#### Task directions:
Repeat the whole of the data, keeping every detail the same.

>> Begin Items

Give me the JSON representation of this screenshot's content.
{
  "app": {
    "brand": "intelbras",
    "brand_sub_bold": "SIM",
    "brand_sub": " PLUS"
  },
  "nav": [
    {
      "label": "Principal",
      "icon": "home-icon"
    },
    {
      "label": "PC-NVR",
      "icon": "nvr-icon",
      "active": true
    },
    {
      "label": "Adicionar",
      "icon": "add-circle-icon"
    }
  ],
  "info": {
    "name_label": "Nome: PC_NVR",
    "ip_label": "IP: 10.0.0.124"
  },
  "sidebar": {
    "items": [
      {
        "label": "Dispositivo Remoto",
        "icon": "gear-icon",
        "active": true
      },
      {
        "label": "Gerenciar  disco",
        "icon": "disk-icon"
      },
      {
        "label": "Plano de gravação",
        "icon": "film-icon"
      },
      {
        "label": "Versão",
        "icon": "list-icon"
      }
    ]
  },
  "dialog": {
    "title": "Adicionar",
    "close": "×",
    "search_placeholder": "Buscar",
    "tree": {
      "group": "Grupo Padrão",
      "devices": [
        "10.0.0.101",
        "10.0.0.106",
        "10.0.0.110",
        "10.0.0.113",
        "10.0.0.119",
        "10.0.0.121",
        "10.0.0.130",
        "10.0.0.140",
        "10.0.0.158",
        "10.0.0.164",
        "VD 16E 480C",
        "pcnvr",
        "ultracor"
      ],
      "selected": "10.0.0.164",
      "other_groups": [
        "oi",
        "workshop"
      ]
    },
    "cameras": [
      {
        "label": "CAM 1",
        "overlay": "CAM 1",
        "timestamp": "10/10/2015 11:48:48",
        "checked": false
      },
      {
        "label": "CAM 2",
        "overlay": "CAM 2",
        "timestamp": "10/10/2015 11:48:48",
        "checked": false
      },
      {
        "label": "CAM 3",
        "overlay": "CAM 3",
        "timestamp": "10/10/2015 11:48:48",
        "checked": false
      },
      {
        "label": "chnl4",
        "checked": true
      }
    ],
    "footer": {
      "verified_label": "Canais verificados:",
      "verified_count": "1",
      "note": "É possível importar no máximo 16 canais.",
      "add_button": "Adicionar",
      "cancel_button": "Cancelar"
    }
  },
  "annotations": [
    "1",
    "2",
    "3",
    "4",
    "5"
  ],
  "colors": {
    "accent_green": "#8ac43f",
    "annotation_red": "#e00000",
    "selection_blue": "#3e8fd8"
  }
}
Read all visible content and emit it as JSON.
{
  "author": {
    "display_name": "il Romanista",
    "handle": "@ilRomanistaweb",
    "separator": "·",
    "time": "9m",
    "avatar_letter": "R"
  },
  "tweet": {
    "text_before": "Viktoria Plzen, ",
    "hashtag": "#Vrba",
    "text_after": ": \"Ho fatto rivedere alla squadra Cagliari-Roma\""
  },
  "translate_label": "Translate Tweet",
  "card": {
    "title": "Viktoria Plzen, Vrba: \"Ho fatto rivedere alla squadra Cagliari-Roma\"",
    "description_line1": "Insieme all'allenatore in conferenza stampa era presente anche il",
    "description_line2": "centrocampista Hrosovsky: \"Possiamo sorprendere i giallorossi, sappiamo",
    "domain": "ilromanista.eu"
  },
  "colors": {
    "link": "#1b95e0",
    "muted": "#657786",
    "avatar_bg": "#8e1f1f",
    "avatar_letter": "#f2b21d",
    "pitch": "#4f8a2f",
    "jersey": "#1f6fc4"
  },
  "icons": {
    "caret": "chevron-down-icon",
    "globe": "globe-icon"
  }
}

>> End Items

#### Result for this task:
Give me the JSON representation of this screenshot's content.
{
  "app": {
    "brand": "intelbras",
    "brand_sub_bold": "SIM",
    "brand_sub": " PLUS"
  },
  "nav": [
    {
      "label": "Principal",
      "icon": "home-icon"
    },
    {
      "label": "PC-NVR",
      "icon": "nvr-icon",
      "active": true
    },
    {
      "label": "Adicionar",
      "icon": "add-circle-icon"
    }
  ],
  "info": {
    "name_label": "Nome: PC_NVR",
    "ip_label": "IP: 10.0.0.124"
  },
  "sidebar": {
    "items": [
      {
        "label": "Dispositivo Remoto",
        "icon": "gear-icon",
        "active": true
      },
      {
        "label": "Gerenciar  disco",
        "icon": "disk-icon"
      },
      {
        "label": "Plano de gravação",
        "icon": "film-icon"
      },
      {
        "label": "Versão",
        "icon": "list-icon"
      }
    ]
  },
  "dialog": {
    "title": "Adicionar",
    "close": "×",
    "search_placeholder": "Buscar",
    "tree": {
      "group": "Grupo Padrão",
      "devices": [
        "10.0.0.101",
        "10.0.0.106",
        "10.0.0.110",
        "10.0.0.113",
        "10.0.0.119",
        "10.0.0.121",
        "10.0.0.130",
        "10.0.0.140",
        "10.0.0.158",
        "10.0.0.164",
        "VD 16E 480C",
        "pcnvr",
        "ultracor"
      ],
      "selected": "10.0.0.164",
      "other_groups": [
        "oi",
        "workshop"
      ]
    },
    "cameras": [
      {
        "label": "CAM 1",
        "overlay": "CAM 1",
        "timestamp": "10/10/2015 11:48:48",
        "checked": false
      },
      {
        "label": "CAM 2",
        "overlay": "CAM 2",
        "timestamp": "10/10/2015 11:48:48",
        "checked": false
      },
      {
        "label": "CAM 3",
        "overlay": "CAM 3",
        "timestamp": "10/10/2015 11:48:48",
        "checked": false
      },
      {
        "label": "chnl4",
        "checked": true
      }
    ],
    "footer": {
      "verified_label": "Canais verificados:",
      "verified_count": "1",
      "note": "É possível importar no máximo 16 canais.",
      "add_button": "Adicionar",
      "cancel_button": "Cancelar"
    }
  },
  "annotations": [
    "1",
    "2",
    "3",
    "4",
    "5"
  ],
  "colors": {
    "accent_green": "#8ac43f",
    "annotation_red": "#e00000",
    "selection_blue": "#3e8fd8"
  }
}
Read all visible content and emit it as JSON.
{
  "author": {
    "display_name": "il Romanista",
    "handle": "@ilRomanistaweb",
    "separator": "·",
    "time": "9m",
    "avatar_letter": "R"
  },
  "tweet": {
    "text_before": "Viktoria Plzen, ",
    "hashtag": "#Vrba",
    "text_after": ": \"Ho fatto rivedere alla squadra Cagliari-Roma\""
  },
  "translate_label": "Translate Tweet",
  "card": {
    "title": "Viktoria Plzen, Vrba: \"Ho fatto rivedere alla squadra Cagliari-Roma\"",
    "description_line1": "Insieme all'allenatore in conferenza stampa era presente anche il",
    "description_line2": "centrocampista Hrosovsky: \"Possiamo sorprendere i giallorossi, sappiamo",
    "domain": "ilromanista.eu"
  },
  "colors": {
    "link": "#1b95e0",
    "muted": "#657786",
    "avatar_bg": "#8e1f1f",
    "avatar_letter": "#f2b21d",
    "pitch": "#4f8a2f",
    "jersey": "#1f6fc4"
  },
  "icons": {
    "caret": "chevron-down-icon",
    "globe": "globe-icon"
  }
}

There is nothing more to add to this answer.